> _Task goal_:
Scan the listing below and copy every line holding "color".

> _Data section_:
-=-=-=-=-

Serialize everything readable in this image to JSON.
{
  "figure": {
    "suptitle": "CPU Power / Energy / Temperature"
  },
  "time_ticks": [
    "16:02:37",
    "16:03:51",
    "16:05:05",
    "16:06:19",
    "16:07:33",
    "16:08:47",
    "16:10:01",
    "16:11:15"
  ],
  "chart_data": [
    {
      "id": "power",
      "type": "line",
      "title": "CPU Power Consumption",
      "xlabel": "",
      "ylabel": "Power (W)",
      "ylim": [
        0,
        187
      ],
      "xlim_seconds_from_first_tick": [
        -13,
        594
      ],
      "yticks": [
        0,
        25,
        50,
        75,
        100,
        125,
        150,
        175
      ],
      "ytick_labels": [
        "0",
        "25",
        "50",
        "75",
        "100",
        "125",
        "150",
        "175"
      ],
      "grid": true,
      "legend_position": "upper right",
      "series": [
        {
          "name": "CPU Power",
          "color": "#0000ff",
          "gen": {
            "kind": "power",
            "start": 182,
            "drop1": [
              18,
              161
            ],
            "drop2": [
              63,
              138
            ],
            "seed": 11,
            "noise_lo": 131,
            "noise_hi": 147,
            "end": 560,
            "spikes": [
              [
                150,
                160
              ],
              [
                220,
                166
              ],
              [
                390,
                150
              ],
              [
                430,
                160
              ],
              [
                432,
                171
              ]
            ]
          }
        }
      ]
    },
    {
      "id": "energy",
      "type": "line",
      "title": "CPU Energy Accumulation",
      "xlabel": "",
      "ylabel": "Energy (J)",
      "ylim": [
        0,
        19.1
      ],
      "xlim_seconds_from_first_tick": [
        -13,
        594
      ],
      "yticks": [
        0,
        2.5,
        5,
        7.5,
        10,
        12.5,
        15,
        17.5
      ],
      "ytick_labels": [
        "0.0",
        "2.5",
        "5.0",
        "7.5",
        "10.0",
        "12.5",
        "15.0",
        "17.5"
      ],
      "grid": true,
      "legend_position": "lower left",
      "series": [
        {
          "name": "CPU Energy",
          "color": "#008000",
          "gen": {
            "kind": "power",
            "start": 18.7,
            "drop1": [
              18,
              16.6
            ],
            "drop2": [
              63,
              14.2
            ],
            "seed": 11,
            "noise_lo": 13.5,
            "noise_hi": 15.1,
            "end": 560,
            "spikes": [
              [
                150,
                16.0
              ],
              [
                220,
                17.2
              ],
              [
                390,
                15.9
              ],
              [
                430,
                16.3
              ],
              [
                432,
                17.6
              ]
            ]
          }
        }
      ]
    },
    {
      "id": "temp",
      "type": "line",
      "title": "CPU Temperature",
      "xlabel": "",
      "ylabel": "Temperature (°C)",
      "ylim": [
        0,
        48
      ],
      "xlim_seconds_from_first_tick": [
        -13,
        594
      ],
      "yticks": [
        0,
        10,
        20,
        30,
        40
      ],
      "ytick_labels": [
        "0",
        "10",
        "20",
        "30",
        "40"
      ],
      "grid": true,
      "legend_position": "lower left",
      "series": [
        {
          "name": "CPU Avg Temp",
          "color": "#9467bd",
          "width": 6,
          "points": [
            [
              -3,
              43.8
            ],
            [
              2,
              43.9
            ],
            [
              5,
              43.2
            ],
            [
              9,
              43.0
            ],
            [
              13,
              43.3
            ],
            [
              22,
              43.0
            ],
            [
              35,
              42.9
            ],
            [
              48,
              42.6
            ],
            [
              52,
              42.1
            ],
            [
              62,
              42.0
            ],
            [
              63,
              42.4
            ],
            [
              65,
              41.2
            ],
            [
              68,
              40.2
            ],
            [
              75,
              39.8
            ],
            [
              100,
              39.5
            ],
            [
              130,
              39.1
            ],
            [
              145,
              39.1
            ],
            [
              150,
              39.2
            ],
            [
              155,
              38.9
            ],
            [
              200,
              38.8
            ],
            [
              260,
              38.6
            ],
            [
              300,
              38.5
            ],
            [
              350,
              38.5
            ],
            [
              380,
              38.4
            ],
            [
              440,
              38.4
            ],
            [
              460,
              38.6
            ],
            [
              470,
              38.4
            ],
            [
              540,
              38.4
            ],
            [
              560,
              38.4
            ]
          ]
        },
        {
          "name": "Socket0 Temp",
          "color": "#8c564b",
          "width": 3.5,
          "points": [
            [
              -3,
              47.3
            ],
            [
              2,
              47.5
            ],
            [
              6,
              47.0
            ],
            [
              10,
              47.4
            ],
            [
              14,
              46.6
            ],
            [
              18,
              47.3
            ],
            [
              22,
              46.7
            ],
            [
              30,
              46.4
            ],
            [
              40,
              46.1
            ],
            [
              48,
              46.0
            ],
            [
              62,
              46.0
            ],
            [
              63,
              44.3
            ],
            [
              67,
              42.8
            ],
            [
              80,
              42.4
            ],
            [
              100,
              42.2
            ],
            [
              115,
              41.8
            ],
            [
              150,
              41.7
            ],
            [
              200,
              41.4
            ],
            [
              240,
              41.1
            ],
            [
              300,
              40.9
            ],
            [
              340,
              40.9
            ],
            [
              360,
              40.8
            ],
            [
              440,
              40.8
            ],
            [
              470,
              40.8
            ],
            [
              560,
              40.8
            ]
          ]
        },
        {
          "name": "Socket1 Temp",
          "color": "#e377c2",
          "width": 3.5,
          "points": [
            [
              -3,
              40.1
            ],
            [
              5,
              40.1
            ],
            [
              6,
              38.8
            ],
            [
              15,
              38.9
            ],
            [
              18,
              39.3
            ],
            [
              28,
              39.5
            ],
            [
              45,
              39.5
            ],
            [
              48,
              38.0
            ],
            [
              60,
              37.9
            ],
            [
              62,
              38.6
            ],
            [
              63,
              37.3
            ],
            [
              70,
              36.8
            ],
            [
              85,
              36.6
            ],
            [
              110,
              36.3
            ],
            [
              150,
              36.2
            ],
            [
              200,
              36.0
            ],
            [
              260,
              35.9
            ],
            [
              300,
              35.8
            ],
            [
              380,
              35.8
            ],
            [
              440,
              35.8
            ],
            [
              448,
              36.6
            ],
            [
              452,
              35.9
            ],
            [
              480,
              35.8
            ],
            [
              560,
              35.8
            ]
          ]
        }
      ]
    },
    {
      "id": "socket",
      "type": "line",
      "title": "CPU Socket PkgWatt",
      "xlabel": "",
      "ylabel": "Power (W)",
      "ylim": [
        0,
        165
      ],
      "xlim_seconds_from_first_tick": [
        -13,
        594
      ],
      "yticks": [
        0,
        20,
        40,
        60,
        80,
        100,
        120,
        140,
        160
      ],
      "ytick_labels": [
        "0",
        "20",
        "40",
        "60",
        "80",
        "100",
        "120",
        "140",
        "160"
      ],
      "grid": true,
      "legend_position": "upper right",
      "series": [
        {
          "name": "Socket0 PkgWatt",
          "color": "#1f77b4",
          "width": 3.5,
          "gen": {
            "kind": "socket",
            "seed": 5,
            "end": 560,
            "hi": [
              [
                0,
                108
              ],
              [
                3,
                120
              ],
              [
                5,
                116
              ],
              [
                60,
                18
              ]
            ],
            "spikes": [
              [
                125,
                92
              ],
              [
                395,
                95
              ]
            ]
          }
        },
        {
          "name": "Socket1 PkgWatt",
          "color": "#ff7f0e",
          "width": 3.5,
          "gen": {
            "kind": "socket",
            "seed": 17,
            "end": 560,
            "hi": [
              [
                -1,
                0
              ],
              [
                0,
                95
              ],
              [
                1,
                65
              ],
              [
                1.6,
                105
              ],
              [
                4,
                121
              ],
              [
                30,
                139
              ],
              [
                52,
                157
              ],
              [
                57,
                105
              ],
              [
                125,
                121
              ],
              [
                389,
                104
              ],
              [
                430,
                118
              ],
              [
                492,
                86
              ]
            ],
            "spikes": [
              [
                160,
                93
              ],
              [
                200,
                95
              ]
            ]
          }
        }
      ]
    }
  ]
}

-=-=-=-=-

> _Response below_:
          "color": "#0000ff",
          "color": "#008000",
          "color": "#9467bd",
          "color": "#8c564b",
          "color": "#e377c2",
          "color": "#1f77b4",
          "color": "#ff7f0e",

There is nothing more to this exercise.